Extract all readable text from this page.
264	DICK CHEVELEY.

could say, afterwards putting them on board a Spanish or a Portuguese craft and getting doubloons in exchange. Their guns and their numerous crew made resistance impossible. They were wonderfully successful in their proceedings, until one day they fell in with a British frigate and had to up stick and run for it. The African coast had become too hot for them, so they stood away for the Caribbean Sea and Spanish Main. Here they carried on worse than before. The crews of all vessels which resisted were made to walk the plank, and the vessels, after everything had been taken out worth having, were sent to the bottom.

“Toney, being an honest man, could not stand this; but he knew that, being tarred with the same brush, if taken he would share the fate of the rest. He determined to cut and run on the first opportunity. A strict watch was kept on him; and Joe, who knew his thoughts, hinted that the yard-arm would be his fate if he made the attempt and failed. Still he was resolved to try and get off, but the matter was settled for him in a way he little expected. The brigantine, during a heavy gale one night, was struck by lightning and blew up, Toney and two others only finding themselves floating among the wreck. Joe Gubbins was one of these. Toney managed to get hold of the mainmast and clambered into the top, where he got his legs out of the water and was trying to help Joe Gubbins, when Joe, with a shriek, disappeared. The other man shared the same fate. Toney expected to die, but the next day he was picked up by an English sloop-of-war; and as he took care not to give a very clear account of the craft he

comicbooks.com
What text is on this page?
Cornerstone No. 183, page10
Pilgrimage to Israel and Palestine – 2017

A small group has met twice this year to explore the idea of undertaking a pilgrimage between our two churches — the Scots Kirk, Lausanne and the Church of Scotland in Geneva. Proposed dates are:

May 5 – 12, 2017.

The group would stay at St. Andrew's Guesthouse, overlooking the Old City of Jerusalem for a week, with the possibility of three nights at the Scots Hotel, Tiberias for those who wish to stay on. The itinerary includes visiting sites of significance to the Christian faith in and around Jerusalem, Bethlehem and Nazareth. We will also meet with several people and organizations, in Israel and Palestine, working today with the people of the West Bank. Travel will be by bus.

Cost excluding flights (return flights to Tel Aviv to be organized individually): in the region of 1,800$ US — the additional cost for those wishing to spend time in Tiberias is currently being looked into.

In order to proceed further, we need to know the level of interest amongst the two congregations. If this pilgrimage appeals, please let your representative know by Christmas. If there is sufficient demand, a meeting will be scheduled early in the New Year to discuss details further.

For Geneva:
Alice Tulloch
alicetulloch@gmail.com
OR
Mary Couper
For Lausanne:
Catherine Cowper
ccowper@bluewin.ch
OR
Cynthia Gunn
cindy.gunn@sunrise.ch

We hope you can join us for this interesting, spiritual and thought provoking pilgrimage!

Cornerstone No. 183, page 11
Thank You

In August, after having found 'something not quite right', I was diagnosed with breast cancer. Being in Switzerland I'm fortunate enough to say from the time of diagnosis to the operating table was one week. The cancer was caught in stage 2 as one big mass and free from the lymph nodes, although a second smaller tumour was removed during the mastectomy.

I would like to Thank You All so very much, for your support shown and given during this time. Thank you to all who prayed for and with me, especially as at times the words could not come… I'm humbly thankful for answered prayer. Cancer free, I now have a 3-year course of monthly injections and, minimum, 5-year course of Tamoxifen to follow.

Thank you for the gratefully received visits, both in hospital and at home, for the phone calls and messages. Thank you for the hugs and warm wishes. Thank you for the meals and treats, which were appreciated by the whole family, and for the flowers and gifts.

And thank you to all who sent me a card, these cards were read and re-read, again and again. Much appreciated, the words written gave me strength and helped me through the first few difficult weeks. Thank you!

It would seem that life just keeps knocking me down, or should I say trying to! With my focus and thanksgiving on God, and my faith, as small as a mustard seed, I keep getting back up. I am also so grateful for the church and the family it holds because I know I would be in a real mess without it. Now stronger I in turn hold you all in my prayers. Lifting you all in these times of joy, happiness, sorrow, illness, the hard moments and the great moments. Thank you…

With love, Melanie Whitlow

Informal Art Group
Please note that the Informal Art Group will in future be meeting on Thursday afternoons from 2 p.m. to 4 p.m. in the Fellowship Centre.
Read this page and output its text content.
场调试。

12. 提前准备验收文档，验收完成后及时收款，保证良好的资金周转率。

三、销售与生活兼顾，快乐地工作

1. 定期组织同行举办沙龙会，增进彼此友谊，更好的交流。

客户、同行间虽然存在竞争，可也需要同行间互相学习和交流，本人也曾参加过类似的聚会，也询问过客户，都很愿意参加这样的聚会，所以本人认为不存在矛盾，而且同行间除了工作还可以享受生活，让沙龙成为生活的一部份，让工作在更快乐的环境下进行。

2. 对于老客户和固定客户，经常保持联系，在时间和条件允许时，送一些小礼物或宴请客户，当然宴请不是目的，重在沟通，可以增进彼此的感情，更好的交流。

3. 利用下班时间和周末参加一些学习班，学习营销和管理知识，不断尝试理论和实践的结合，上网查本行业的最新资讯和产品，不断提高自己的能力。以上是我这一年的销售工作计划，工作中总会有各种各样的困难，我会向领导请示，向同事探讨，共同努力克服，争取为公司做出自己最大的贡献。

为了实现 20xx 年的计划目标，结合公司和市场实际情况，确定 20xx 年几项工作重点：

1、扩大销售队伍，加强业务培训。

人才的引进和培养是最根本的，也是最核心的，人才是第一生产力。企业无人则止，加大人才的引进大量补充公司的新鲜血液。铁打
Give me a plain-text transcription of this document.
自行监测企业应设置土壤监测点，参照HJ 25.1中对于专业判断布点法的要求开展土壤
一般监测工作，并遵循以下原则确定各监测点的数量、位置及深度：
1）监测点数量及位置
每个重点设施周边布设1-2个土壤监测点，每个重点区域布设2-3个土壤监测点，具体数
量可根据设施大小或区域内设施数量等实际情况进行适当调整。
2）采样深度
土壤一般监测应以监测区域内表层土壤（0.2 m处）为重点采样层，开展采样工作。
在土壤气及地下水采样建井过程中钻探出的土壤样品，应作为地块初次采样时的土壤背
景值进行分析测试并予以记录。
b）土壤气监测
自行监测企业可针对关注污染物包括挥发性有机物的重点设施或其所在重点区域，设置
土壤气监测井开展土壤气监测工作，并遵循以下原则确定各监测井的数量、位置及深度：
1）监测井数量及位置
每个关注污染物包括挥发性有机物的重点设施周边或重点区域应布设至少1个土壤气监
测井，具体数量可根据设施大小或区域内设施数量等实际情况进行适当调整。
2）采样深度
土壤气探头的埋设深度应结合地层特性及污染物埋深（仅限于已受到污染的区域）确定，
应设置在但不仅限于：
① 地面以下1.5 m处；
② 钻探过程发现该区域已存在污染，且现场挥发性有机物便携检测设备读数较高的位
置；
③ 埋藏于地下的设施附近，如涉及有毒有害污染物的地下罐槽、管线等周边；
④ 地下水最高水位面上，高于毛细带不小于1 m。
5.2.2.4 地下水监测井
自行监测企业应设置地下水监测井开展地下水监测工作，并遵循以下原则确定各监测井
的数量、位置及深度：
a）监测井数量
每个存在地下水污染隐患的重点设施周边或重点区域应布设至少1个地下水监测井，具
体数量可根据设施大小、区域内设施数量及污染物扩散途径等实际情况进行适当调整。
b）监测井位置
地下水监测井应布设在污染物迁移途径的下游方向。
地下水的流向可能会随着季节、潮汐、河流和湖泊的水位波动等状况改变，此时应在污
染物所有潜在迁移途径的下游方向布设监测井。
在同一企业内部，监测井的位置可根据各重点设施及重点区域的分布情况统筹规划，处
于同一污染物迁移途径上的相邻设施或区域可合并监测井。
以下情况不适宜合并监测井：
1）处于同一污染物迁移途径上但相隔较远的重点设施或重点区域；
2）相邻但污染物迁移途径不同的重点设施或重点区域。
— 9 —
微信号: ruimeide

» EXERCISE DETAILS
Pull out every line containing "those".

» TASK OUTPUT
The group would stay at St. Andrew's Guesthouse, overlooking the Old City of Jerusalem for a week, with the possibility of three nights at the Scots Hotel, Tiberias for those who wish to stay on. The itinerary includes visiting sites of significance to the Christian faith in and around Jerusalem, Bethlehem and Nazareth. We will also meet with several people and organizations, in Israel and Palestine, working today with the people of the West Bank. Travel will be by bus.
Cost excluding flights (return flights to Tel Aviv to be organized individually): in the region of 1,800$ US — the additional cost for those wishing to spend time in Tiberias is currently being looked into.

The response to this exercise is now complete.